---- RECORDS PROVIDED
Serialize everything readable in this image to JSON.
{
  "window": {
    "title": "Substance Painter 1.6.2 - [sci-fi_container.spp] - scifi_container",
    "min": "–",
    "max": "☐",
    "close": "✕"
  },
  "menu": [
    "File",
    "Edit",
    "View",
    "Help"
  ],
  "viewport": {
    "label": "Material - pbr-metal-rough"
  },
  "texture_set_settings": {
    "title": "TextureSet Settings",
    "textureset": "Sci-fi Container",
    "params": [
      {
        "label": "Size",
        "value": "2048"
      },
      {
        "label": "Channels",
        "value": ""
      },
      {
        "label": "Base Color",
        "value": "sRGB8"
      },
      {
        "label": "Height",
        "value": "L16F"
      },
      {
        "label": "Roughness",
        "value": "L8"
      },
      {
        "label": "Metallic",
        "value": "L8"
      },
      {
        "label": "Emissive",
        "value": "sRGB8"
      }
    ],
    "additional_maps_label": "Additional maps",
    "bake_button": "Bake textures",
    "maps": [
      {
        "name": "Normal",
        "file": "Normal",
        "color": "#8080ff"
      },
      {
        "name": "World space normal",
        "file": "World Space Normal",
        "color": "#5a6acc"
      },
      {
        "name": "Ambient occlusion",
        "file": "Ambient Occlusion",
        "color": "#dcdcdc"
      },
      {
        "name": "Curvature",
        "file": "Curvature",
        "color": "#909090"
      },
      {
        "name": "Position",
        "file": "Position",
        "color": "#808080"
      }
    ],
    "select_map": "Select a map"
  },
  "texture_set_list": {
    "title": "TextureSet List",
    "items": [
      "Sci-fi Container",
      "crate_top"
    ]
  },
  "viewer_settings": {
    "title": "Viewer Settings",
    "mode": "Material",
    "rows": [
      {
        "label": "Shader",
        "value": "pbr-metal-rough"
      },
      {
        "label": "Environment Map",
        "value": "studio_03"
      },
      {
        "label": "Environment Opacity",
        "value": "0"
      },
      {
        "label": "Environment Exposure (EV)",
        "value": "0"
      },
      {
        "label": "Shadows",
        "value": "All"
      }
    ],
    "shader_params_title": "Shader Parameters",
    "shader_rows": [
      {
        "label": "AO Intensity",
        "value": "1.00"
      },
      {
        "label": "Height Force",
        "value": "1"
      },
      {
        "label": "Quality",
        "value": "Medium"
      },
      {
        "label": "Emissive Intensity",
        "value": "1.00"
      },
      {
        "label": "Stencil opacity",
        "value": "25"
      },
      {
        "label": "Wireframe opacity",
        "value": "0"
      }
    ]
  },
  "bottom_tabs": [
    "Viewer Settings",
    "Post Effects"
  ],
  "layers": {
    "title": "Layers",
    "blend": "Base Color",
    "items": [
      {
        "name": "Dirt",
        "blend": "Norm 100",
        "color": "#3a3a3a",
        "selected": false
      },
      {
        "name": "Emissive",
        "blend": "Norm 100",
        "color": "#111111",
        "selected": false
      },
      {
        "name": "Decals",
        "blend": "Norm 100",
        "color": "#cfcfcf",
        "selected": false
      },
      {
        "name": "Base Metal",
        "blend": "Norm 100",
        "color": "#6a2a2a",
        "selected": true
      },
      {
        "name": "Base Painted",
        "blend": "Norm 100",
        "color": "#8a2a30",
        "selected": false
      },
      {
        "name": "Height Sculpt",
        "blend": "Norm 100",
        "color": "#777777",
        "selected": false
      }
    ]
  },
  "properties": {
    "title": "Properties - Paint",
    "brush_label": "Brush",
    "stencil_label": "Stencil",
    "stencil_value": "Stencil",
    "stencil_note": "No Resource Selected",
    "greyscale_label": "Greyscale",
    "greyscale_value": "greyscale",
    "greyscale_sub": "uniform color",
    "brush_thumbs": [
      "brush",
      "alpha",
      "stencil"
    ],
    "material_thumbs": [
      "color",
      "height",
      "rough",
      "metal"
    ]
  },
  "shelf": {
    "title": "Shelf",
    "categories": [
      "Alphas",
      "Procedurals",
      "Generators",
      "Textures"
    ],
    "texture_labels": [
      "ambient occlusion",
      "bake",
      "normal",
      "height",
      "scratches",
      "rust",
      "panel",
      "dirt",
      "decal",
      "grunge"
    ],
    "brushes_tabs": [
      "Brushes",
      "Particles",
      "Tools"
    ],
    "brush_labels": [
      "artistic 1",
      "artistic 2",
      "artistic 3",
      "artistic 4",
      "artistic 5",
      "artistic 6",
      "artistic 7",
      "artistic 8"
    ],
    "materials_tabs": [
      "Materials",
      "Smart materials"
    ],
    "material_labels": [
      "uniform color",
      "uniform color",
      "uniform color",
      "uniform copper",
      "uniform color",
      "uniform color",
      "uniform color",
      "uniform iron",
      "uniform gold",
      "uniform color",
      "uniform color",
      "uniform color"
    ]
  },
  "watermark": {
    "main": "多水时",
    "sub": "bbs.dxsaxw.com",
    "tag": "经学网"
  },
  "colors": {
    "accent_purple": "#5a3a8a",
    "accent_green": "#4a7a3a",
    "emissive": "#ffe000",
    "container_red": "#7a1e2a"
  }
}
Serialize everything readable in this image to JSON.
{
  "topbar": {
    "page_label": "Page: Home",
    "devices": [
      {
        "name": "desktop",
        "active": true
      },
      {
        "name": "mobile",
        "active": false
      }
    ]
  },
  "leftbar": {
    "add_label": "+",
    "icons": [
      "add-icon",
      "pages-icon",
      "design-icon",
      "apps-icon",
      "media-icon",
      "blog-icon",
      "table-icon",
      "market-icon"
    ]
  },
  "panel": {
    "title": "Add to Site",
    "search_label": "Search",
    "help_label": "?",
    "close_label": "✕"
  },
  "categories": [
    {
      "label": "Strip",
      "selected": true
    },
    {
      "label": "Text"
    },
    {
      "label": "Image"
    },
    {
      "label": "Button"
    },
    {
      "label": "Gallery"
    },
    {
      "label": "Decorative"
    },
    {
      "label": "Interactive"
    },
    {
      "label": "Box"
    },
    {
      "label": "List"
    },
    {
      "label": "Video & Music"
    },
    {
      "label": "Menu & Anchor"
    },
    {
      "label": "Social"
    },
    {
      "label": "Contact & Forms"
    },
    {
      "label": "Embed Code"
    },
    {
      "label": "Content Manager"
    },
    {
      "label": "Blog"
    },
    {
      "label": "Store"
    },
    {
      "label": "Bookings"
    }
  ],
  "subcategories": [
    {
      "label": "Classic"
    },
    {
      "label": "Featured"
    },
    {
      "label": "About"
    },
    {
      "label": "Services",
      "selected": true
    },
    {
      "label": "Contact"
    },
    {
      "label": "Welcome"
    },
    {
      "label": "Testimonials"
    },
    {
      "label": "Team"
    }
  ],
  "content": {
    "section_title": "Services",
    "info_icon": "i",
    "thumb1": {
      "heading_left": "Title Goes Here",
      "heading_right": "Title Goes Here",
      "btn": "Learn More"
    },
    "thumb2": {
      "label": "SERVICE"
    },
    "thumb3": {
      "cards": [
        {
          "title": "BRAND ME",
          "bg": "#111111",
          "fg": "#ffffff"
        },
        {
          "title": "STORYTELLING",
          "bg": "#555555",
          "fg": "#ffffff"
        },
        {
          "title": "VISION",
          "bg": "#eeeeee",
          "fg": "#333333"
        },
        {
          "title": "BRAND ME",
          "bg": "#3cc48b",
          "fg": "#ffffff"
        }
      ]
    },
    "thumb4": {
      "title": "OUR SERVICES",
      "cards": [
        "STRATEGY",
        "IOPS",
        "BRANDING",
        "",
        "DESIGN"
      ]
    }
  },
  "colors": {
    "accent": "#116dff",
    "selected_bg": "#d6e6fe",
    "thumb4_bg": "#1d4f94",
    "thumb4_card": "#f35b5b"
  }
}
--------
• WHAT NEEDS TO BE DONE: Using the listing above, pick out each line that contains the word "artistic", then copy it.

• SOLUTION:
      "artistic 1",
      "artistic 2",
      "artistic 3",
      "artistic 4",
      "artistic 5",
      "artistic 6",
      "artistic 7",
      "artistic 8"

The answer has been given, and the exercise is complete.